_Task statement:_
Each record that follows should be repeated exactly, minus any images.

Records
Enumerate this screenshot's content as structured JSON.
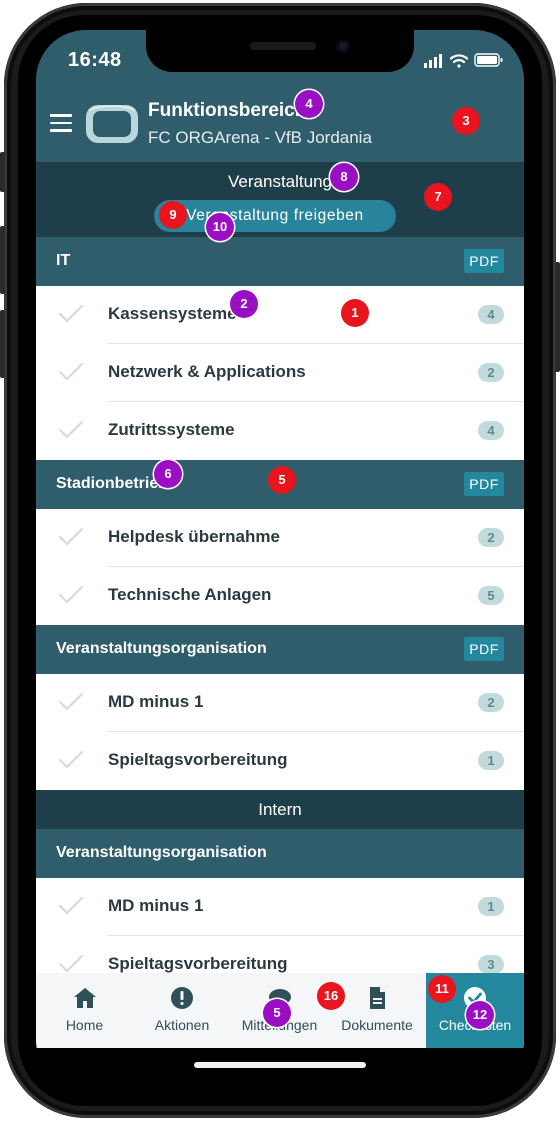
{
  "status_bar": {
    "time": "16:48"
  },
  "header": {
    "title": "Funktionsbereiche",
    "subtitle": "FC ORGArena - VfB Jordania"
  },
  "event_bar": {
    "title": "Veranstaltung",
    "button_label": "Veranstaltung freigeben"
  },
  "pdf_label": "PDF",
  "sections": [
    {
      "title": "IT",
      "pdf": true,
      "items": [
        {
          "label": "Kassensysteme",
          "count": "4"
        },
        {
          "label": "Netzwerk & Applications",
          "count": "2"
        },
        {
          "label": "Zutrittssysteme",
          "count": "4"
        }
      ]
    },
    {
      "title": "Stadionbetrieb",
      "pdf": true,
      "items": [
        {
          "label": "Helpdesk übernahme",
          "count": "2"
        },
        {
          "label": "Technische Anlagen",
          "count": "5"
        }
      ]
    },
    {
      "title": "Veranstaltungsorganisation",
      "pdf": true,
      "items": [
        {
          "label": "MD minus 1",
          "count": "2"
        },
        {
          "label": "Spieltagsvorbereitung",
          "count": "1"
        }
      ]
    }
  ],
  "intern": {
    "title": "Intern",
    "sections": [
      {
        "title": "Veranstaltungsorganisation",
        "pdf": false,
        "items": [
          {
            "label": "MD minus 1",
            "count": "1"
          },
          {
            "label": "Spieltagsvorbereitung",
            "count": "3"
          }
        ]
      }
    ]
  },
  "bottom_nav": [
    {
      "label": "Home",
      "icon": "home-icon",
      "active": false
    },
    {
      "label": "Aktionen",
      "icon": "alert-icon",
      "active": false
    },
    {
      "label": "Mitteilungen",
      "icon": "chat-icon",
      "active": false
    },
    {
      "label": "Dokumente",
      "icon": "document-icon",
      "active": false
    },
    {
      "label": "Checklisten",
      "icon": "checkmark-circle-icon",
      "active": true
    }
  ],
  "annotation_markers": [
    "1",
    "2",
    "3",
    "4",
    "5",
    "6",
    "7",
    "8",
    "9",
    "10",
    "5",
    "16",
    "11",
    "12"
  ],
  "colors": {
    "header": "#2f5d6b",
    "dark_band": "#1e3e4a",
    "accent": "#23879d",
    "badge": "#c3dadc",
    "marker_red": "#e8141e",
    "marker_purple": "#9b0fc4"
  }
}
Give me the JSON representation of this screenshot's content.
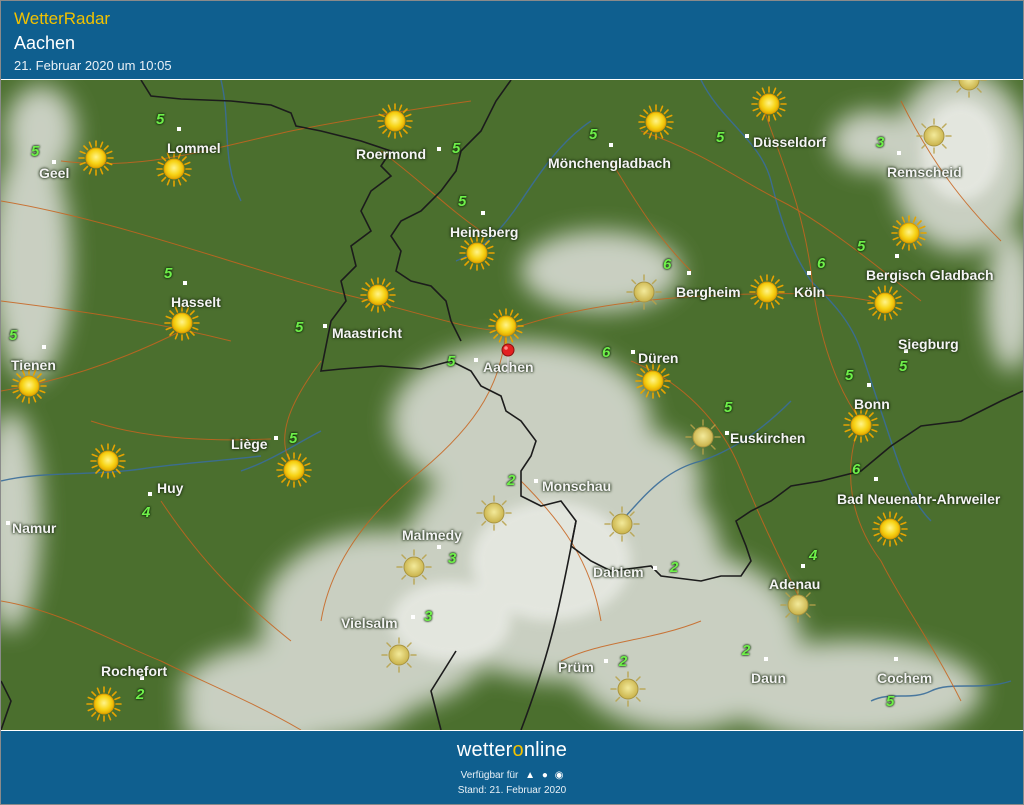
{
  "header": {
    "brand": "WetterRadar",
    "location": "Aachen",
    "timestamp": "21. Februar 2020 um 10:05"
  },
  "footer": {
    "logo_left": "wetter",
    "logo_o": "o",
    "logo_right": "nline",
    "available_label": "Verfügbar für",
    "platform_icons": [
      "android-icon",
      "apple-icon",
      "web-icon"
    ],
    "stand": "Stand: 21. Februar 2020"
  },
  "map": {
    "cities": [
      "Geel",
      "Lommel",
      "Roermond",
      "Mönchengladbach",
      "Düsseldorf",
      "Remscheid",
      "Heinsberg",
      "Hasselt",
      "Maastricht",
      "Bergheim",
      "Köln",
      "Bergisch Gladbach",
      "Tienen",
      "Aachen",
      "Düren",
      "Siegburg",
      "Bonn",
      "Liège",
      "Euskirchen",
      "Huy",
      "Bad Neuenahr-Ahrweiler",
      "Namur",
      "Monschau",
      "Malmedy",
      "Dahlem",
      "Adenau",
      "Vielsalm",
      "Rochefort",
      "Prüm",
      "Daun",
      "Cochem"
    ],
    "wind_values": [
      "5",
      "5",
      "5",
      "5",
      "5",
      "3",
      "5",
      "5",
      "5",
      "6",
      "6",
      "5",
      "5",
      "5",
      "6",
      "5",
      "5",
      "5",
      "5",
      "4",
      "6",
      "2",
      "3",
      "2",
      "4",
      "3",
      "2",
      "2",
      "2",
      "5"
    ],
    "marker_city": "Aachen"
  },
  "colors": {
    "header_bg": "#0f5f8f",
    "brand_yellow": "#f2c200",
    "land_green": "#496e2c",
    "wind_green": "#5fe03f",
    "sun_yellow": "#f7d417"
  }
}
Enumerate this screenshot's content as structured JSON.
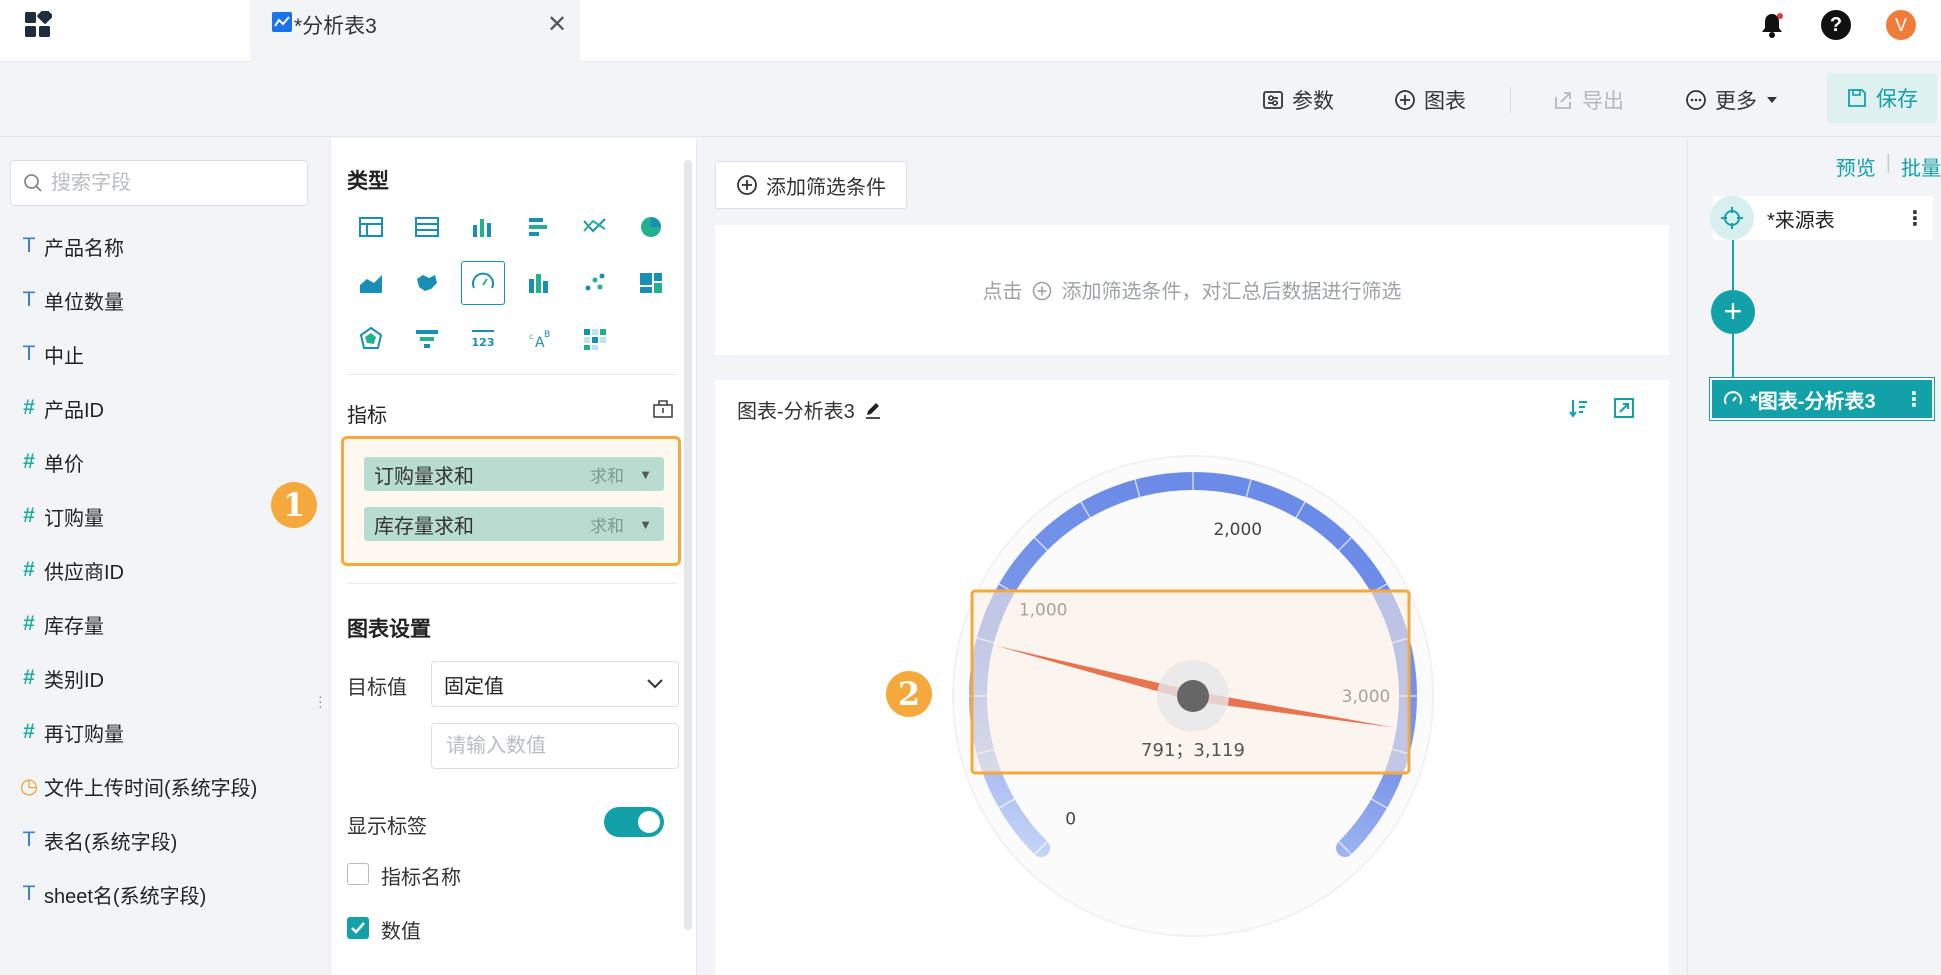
{
  "tab": {
    "title": "*分析表3",
    "close": "✕"
  },
  "toolbar": {
    "params": "参数",
    "chart": "图表",
    "export": "导出",
    "more": "更多",
    "save": "保存"
  },
  "avatar_letter": "V",
  "help_label": "?",
  "fields": {
    "search_placeholder": "搜索字段",
    "items": [
      {
        "type": "T",
        "label": "产品名称"
      },
      {
        "type": "T",
        "label": "单位数量"
      },
      {
        "type": "T",
        "label": "中止"
      },
      {
        "type": "#",
        "label": "产品ID"
      },
      {
        "type": "#",
        "label": "单价"
      },
      {
        "type": "#",
        "label": "订购量"
      },
      {
        "type": "#",
        "label": "供应商ID"
      },
      {
        "type": "#",
        "label": "库存量"
      },
      {
        "type": "#",
        "label": "类别ID"
      },
      {
        "type": "#",
        "label": "再订购量"
      },
      {
        "type": "clock",
        "label": "文件上传时间(系统字段)"
      },
      {
        "type": "T",
        "label": "表名(系统字段)"
      },
      {
        "type": "T",
        "label": "sheet名(系统字段)"
      }
    ]
  },
  "annotations": {
    "one": "1",
    "two": "2"
  },
  "config": {
    "type_title": "类型",
    "metrics_title": "指标",
    "metrics": [
      {
        "label": "订购量求和",
        "agg": "求和"
      },
      {
        "label": "库存量求和",
        "agg": "求和"
      }
    ],
    "chart_settings_title": "图表设置",
    "target_label": "目标值",
    "target_select": "固定值",
    "target_placeholder": "请输入数值",
    "show_label": "显示标签",
    "metric_name": "指标名称",
    "value": "数值"
  },
  "canvas": {
    "add_filter": "添加筛选条件",
    "filter_hint_prefix": "点击",
    "filter_hint_suffix": "添加筛选条件，对汇总后数据进行筛选",
    "chart_title": "图表-分析表3"
  },
  "flow": {
    "preview": "预览",
    "batch": "批量",
    "source": "*来源表",
    "chart_node": "*图表-分析表3"
  },
  "colors": {
    "accent": "#12a1a8",
    "highlight": "#f5a93c",
    "gauge_band": "#6b8be8",
    "needle": "#e8734f"
  },
  "gauge": {
    "ticks": [
      "0",
      "1,000",
      "2,000",
      "3,000"
    ],
    "max": 3600,
    "values": [
      791,
      3119
    ],
    "value_label": "791；3,119"
  }
}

_Result of the task:_
Enumerate this screenshot's content as structured JSON.
{
  "status_bar": {
    "time": "16:48"
  },
  "header": {
    "title": "Funktionsbereiche",
    "subtitle": "FC ORGArena - VfB Jordania"
  },
  "event_bar": {
    "title": "Veranstaltung",
    "button_label": "Veranstaltung freigeben"
  },
  "pdf_label": "PDF",
  "sections": [
    {
      "title": "IT",
      "pdf": true,
      "items": [
        {
          "label": "Kassensysteme",
          "count": "4"
        },
        {
          "label": "Netzwerk & Applications",
          "count": "2"
        },
        {
          "label": "Zutrittssysteme",
          "count": "4"
        }
      ]
    },
    {
      "title": "Stadionbetrieb",
      "pdf": true,
      "items": [
        {
          "label": "Helpdesk übernahme",
          "count": "2"
        },
        {
          "label": "Technische Anlagen",
          "count": "5"
        }
      ]
    },
    {
      "title": "Veranstaltungsorganisation",
      "pdf": true,
      "items": [
        {
          "label": "MD minus 1",
          "count": "2"
        },
        {
          "label": "Spieltagsvorbereitung",
          "count": "1"
        }
      ]
    }
  ],
  "intern": {
    "title": "Intern",
    "sections": [
      {
        "title": "Veranstaltungsorganisation",
        "pdf": false,
        "items": [
          {
            "label": "MD minus 1",
            "count": "1"
          },
          {
            "label": "Spieltagsvorbereitung",
            "count": "3"
          }
        ]
      }
    ]
  },
  "bottom_nav": [
    {
      "label": "Home",
      "icon": "home-icon",
      "active": false
    },
    {
      "label": "Aktionen",
      "icon": "alert-icon",
      "active": false
    },
    {
      "label": "Mitteilungen",
      "icon": "chat-icon",
      "active": false
    },
    {
      "label": "Dokumente",
      "icon": "document-icon",
      "active": false
    },
    {
      "label": "Checklisten",
      "icon": "checkmark-circle-icon",
      "active": true
    }
  ],
  "annotation_markers": [
    "1",
    "2",
    "3",
    "4",
    "5",
    "6",
    "7",
    "8",
    "9",
    "10",
    "5",
    "16",
    "11",
    "12"
  ],
  "colors": {
    "header": "#2f5d6b",
    "dark_band": "#1e3e4a",
    "accent": "#23879d",
    "badge": "#c3dadc",
    "marker_red": "#e8141e",
    "marker_purple": "#9b0fc4"
  }
}
Give me the JSON representation of this screenshot's content.
{
  "header": {
    "brand": "WetterRadar",
    "location": "Aachen",
    "timestamp": "21. Februar 2020 um 10:05"
  },
  "footer": {
    "logo_left": "wetter",
    "logo_o": "o",
    "logo_right": "nline",
    "available_label": "Verfügbar für",
    "platform_icons": [
      "android-icon",
      "apple-icon",
      "web-icon"
    ],
    "stand": "Stand: 21. Februar 2020"
  },
  "map": {
    "cities": [
      "Geel",
      "Lommel",
      "Roermond",
      "Mönchengladbach",
      "Düsseldorf",
      "Remscheid",
      "Heinsberg",
      "Hasselt",
      "Maastricht",
      "Bergheim",
      "Köln",
      "Bergisch Gladbach",
      "Tienen",
      "Aachen",
      "Düren",
      "Siegburg",
      "Bonn",
      "Liège",
      "Euskirchen",
      "Huy",
      "Bad Neuenahr-Ahrweiler",
      "Namur",
      "Monschau",
      "Malmedy",
      "Dahlem",
      "Adenau",
      "Vielsalm",
      "Rochefort",
      "Prüm",
      "Daun",
      "Cochem"
    ],
    "wind_values": [
      "5",
      "5",
      "5",
      "5",
      "5",
      "3",
      "5",
      "5",
      "5",
      "6",
      "6",
      "5",
      "5",
      "5",
      "6",
      "5",
      "5",
      "5",
      "5",
      "4",
      "6",
      "2",
      "3",
      "2",
      "4",
      "3",
      "2",
      "2",
      "2",
      "5"
    ],
    "marker_city": "Aachen"
  },
  "colors": {
    "header_bg": "#0f5f8f",
    "brand_yellow": "#f2c200",
    "land_green": "#496e2c",
    "wind_green": "#5fe03f",
    "sun_yellow": "#f7d417"
  }
}
Enumerate this screenshot's content as structured JSON.
{
  "tab": {
    "title": "*分析表3",
    "close": "✕"
  },
  "toolbar": {
    "params": "参数",
    "chart": "图表",
    "export": "导出",
    "more": "更多",
    "save": "保存"
  },
  "avatar_letter": "V",
  "help_label": "?",
  "fields": {
    "search_placeholder": "搜索字段",
    "items": [
      {
        "type": "T",
        "label": "产品名称"
      },
      {
        "type": "T",
        "label": "单位数量"
      },
      {
        "type": "T",
        "label": "中止"
      },
      {
        "type": "#",
        "label": "产品ID"
      },
      {
        "type": "#",
        "label": "单价"
      },
      {
        "type": "#",
        "label": "订购量"
      },
      {
        "type": "#",
        "label": "供应商ID"
      },
      {
        "type": "#",
        "label": "库存量"
      },
      {
        "type": "#",
        "label": "类别ID"
      },
      {
        "type": "#",
        "label": "再订购量"
      },
      {
        "type": "clock",
        "label": "文件上传时间(系统字段)"
      },
      {
        "type": "T",
        "label": "表名(系统字段)"
      },
      {
        "type": "T",
        "label": "sheet名(系统字段)"
      }
    ]
  },
  "annotations": {
    "one": "1",
    "two": "2"
  },
  "config": {
    "type_title": "类型",
    "metrics_title": "指标",
    "metrics": [
      {
        "label": "订购量求和",
        "agg": "求和"
      },
      {
        "label": "库存量求和",
        "agg": "求和"
      }
    ],
    "chart_settings_title": "图表设置",
    "target_label": "目标值",
    "target_select": "固定值",
    "target_placeholder": "请输入数值",
    "show_label": "显示标签",
    "metric_name": "指标名称",
    "value": "数值"
  },
  "canvas": {
    "add_filter": "添加筛选条件",
    "filter_hint_prefix": "点击",
    "filter_hint_suffix": "添加筛选条件，对汇总后数据进行筛选",
    "chart_title": "图表-分析表3"
  },
  "flow": {
    "preview": "预览",
    "batch": "批量",
    "source": "*来源表",
    "chart_node": "*图表-分析表3"
  },
  "colors": {
    "accent": "#12a1a8",
    "highlight": "#f5a93c",
    "gauge_band": "#6b8be8",
    "needle": "#e8734f"
  },
  "gauge": {
    "ticks": [
      "0",
      "1,000",
      "2,000",
      "3,000"
    ],
    "max": 3600,
    "values": [
      791,
      3119
    ],
    "value_label": "791；3,119"
  }
}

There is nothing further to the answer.